**Your objective**.
Here are some records; copy every line that holds the word "GLIMS".

■ ■ ■ ■ ■

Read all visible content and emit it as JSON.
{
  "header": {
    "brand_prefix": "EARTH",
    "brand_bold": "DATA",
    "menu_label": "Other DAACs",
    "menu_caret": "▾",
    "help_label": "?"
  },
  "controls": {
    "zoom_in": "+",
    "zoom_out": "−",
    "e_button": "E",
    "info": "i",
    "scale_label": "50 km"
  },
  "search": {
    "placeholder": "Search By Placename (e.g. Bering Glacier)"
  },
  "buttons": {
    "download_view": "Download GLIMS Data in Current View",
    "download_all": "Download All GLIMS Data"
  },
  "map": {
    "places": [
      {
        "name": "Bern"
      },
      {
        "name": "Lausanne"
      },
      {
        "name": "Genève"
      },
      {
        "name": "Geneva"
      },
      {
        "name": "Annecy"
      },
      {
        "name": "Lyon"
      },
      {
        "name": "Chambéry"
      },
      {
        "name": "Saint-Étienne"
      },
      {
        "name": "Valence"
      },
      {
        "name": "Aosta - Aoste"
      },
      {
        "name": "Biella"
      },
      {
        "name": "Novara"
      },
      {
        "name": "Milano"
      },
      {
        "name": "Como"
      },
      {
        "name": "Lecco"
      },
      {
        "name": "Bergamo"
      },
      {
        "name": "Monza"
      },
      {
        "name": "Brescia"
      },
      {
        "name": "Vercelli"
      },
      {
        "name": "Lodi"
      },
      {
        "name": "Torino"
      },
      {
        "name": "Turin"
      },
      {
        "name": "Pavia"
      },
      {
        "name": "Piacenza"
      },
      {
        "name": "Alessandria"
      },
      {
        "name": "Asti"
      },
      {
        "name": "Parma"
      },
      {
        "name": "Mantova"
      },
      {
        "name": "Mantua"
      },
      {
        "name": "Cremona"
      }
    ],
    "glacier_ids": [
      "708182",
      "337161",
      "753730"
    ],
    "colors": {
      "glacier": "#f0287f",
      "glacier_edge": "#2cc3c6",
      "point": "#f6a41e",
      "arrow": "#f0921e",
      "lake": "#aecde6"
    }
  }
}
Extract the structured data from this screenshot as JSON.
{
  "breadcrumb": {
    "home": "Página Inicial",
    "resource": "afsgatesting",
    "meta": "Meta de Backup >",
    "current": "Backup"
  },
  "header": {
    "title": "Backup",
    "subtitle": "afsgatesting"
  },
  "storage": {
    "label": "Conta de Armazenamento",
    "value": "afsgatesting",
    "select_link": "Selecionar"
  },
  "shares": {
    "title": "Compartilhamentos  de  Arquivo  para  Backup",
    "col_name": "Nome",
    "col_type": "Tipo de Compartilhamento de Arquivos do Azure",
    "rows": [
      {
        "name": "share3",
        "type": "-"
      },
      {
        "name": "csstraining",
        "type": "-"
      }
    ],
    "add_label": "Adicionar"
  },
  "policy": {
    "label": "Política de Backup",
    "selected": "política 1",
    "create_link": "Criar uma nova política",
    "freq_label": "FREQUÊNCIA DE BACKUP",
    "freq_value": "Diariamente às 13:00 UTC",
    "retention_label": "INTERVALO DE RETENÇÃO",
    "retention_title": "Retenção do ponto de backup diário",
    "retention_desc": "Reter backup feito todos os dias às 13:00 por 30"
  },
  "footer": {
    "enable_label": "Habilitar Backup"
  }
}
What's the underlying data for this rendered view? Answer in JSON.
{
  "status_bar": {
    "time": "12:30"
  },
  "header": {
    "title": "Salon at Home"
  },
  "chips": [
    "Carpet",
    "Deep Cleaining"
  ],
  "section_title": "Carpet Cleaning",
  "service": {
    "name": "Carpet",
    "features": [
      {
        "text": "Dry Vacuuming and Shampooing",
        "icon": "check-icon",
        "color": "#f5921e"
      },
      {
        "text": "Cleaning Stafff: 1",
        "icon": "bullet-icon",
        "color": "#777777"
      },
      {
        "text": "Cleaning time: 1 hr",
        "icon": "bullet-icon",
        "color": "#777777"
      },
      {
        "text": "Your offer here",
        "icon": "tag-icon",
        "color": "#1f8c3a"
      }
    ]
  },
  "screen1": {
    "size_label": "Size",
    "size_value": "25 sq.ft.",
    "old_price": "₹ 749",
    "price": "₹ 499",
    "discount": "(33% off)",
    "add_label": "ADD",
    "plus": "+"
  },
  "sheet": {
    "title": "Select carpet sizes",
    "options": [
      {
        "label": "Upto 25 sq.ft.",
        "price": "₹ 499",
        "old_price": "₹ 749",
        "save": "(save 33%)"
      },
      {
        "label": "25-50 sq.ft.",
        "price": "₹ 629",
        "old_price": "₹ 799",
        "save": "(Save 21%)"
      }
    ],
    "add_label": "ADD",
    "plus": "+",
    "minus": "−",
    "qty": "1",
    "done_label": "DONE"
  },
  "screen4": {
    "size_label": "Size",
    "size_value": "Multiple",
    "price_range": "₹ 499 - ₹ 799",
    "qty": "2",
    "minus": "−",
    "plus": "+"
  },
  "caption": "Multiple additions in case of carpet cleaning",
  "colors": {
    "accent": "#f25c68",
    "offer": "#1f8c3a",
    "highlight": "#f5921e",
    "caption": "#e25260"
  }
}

■ ■ ■ ■ ■

**Completed exercise**.
    "download_view": "Download GLIMS Data in Current View",
    "download_all": "Download All GLIMS Data"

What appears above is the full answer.